- [Data section]:
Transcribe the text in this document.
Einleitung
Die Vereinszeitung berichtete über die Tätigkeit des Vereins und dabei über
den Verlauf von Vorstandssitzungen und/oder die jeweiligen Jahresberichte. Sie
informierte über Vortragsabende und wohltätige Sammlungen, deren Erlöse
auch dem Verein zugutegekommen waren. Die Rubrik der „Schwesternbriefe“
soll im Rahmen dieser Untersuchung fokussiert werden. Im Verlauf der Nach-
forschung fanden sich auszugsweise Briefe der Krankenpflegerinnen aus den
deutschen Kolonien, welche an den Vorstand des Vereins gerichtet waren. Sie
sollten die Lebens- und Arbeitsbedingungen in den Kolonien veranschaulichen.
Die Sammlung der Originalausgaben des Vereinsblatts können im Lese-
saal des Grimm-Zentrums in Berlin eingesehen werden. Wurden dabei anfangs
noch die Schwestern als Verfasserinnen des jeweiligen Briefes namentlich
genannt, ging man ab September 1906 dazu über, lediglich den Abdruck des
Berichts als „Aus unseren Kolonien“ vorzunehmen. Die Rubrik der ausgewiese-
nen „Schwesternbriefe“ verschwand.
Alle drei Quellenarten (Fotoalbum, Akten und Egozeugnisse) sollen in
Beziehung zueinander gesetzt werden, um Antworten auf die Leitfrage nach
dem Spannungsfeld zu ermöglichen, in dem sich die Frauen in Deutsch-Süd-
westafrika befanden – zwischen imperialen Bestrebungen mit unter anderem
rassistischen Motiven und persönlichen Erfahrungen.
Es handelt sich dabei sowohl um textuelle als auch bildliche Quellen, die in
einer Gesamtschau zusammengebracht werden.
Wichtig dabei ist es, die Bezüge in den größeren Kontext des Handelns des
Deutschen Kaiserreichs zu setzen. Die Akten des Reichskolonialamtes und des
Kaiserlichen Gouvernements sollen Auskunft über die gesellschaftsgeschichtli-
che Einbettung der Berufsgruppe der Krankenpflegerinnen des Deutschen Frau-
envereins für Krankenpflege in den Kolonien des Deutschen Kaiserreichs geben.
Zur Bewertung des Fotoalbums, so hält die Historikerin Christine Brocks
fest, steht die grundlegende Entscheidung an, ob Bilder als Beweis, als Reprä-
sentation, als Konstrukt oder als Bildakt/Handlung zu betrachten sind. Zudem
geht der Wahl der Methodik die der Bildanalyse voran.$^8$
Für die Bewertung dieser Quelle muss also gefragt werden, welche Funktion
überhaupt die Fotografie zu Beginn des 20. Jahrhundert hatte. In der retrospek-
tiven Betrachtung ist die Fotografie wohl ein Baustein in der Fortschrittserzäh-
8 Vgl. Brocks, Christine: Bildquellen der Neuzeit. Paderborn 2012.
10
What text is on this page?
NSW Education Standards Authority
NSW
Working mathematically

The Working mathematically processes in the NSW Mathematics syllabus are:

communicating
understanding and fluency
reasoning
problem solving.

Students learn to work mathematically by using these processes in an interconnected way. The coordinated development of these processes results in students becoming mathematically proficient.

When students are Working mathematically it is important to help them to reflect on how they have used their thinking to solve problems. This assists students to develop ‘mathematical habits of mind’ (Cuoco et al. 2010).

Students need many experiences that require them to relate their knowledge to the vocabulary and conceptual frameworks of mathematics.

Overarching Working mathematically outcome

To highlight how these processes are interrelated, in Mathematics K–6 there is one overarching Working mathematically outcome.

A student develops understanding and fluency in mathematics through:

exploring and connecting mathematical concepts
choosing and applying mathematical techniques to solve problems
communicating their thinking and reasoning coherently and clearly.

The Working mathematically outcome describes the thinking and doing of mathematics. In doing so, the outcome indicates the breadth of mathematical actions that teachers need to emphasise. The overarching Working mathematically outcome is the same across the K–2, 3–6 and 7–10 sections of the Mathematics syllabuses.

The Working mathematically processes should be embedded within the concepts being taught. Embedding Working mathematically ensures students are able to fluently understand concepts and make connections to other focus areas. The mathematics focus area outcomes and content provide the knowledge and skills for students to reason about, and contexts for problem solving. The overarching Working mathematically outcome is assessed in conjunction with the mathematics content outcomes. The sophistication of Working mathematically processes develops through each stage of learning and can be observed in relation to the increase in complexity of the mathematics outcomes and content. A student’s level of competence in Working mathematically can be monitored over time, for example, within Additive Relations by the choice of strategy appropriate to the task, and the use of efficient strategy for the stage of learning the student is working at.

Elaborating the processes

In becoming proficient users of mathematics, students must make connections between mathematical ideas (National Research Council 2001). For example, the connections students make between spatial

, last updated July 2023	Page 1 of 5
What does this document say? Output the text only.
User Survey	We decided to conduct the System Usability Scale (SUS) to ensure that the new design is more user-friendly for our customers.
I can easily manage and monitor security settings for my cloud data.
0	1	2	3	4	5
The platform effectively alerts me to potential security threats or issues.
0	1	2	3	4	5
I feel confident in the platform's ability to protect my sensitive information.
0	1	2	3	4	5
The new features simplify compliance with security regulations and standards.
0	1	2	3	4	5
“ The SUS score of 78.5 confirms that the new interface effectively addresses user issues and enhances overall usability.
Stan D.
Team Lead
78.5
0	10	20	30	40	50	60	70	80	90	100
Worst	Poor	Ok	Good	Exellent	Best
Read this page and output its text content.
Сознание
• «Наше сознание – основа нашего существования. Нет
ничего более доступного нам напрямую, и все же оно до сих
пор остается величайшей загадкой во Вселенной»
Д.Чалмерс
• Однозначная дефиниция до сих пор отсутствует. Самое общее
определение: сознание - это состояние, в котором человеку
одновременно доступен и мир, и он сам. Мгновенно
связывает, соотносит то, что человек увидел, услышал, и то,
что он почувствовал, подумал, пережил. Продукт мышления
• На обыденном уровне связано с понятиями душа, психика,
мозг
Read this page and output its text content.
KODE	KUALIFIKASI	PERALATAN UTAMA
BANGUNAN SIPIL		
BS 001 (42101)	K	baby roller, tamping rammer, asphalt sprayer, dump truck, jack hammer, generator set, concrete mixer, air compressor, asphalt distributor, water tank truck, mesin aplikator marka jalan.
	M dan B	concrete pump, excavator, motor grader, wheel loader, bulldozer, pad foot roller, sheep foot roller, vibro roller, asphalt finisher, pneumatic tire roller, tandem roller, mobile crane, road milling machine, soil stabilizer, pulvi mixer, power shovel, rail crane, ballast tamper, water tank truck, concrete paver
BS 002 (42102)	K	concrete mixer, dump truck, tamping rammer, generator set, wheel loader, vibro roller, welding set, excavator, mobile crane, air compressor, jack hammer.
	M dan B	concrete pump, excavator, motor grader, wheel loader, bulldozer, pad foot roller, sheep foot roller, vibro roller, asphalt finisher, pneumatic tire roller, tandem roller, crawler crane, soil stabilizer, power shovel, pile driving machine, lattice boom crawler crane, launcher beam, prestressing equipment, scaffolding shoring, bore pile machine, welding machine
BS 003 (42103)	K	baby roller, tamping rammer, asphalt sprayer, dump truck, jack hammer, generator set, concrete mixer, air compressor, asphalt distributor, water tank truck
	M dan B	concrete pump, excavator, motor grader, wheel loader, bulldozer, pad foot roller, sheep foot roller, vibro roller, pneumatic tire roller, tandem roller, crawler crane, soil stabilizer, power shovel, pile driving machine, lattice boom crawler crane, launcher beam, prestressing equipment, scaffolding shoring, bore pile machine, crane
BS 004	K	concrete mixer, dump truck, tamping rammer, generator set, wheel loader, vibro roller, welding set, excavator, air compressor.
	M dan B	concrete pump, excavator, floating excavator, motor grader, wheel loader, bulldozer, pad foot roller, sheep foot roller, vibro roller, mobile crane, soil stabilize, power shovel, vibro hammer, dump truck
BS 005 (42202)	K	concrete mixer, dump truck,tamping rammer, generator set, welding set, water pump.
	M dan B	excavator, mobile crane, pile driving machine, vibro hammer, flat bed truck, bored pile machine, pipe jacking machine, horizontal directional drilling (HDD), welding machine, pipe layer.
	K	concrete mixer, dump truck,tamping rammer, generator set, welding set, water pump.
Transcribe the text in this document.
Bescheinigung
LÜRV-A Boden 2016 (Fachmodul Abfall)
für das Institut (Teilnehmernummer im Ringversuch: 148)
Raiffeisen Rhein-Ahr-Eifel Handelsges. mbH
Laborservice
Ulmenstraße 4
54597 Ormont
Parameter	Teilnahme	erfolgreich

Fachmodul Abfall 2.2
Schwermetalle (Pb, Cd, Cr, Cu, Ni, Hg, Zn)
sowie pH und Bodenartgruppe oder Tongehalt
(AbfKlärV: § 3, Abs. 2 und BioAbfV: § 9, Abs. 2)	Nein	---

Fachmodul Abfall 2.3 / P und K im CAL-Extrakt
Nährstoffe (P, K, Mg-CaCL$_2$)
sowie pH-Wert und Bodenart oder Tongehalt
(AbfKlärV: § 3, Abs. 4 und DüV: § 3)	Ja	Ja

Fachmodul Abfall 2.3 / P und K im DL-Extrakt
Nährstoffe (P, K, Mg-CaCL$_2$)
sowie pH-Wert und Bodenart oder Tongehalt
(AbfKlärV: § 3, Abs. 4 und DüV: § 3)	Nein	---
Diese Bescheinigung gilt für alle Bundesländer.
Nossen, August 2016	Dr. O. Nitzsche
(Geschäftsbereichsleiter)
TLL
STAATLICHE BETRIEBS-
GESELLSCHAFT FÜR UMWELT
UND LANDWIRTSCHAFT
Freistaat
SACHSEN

- [Exercise brief]: Give only the number of lines in the material above where the string "dieser" appears.

- [Final result]: 2